== Instruction ==
Set down each record exactly as written.

== Records provided ==
_ _ _ _ _ _ _
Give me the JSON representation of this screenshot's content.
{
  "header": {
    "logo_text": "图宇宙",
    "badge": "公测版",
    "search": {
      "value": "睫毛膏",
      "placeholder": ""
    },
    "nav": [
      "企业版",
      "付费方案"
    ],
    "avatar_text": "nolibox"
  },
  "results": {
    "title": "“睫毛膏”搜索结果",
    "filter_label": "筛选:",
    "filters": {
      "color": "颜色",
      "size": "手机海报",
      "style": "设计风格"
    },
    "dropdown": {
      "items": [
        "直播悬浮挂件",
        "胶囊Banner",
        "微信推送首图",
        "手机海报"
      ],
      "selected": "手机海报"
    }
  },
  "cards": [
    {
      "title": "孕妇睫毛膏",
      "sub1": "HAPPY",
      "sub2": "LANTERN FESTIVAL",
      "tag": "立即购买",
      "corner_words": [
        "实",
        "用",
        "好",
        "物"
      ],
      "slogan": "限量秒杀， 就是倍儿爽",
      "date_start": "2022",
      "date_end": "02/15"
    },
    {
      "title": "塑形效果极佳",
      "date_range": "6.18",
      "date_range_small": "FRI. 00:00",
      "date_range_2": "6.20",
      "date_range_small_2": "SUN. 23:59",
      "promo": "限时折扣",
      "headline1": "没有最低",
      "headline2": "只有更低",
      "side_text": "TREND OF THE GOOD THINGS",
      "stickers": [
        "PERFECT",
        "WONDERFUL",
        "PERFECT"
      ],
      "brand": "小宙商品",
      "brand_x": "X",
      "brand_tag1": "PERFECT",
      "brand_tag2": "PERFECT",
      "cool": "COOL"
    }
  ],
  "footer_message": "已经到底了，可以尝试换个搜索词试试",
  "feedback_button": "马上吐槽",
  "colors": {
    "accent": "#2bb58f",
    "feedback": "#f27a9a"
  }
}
_ _ _ _ _ _ _
== The answer ==
Give me the JSON representation of this screenshot's content.
{
  "header": {
    "logo_text": "图宇宙",
    "badge": "公测版",
    "search": {
      "value": "睫毛膏",
      "placeholder": ""
    },
    "nav": [
      "企业版",
      "付费方案"
    ],
    "avatar_text": "nolibox"
  },
  "results": {
    "title": "“睫毛膏”搜索结果",
    "filter_label": "筛选:",
    "filters": {
      "color": "颜色",
      "size": "手机海报",
      "style": "设计风格"
    },
    "dropdown": {
      "items": [
        "直播悬浮挂件",
        "胶囊Banner",
        "微信推送首图",
        "手机海报"
      ],
      "selected": "手机海报"
    }
  },
  "cards": [
    {
      "title": "孕妇睫毛膏",
      "sub1": "HAPPY",
      "sub2": "LANTERN FESTIVAL",
      "tag": "立即购买",
      "corner_words": [
        "实",
        "用",
        "好",
        "物"
      ],
      "slogan": "限量秒杀， 就是倍儿爽",
      "date_start": "2022",
      "date_end": "02/15"
    },
    {
      "title": "塑形效果极佳",
      "date_range": "6.18",
      "date_range_small": "FRI. 00:00",
      "date_range_2": "6.20",
      "date_range_small_2": "SUN. 23:59",
      "promo": "限时折扣",
      "headline1": "没有最低",
      "headline2": "只有更低",
      "side_text": "TREND OF THE GOOD THINGS",
      "stickers": [
        "PERFECT",
        "WONDERFUL",
        "PERFECT"
      ],
      "brand": "小宙商品",
      "brand_x": "X",
      "brand_tag1": "PERFECT",
      "brand_tag2": "PERFECT",
      "cool": "COOL"
    }
  ],
  "footer_message": "已经到底了，可以尝试换个搜索词试试",
  "feedback_button": "马上吐槽",
  "colors": {
    "accent": "#2bb58f",
    "feedback": "#f27a9a"
  }
}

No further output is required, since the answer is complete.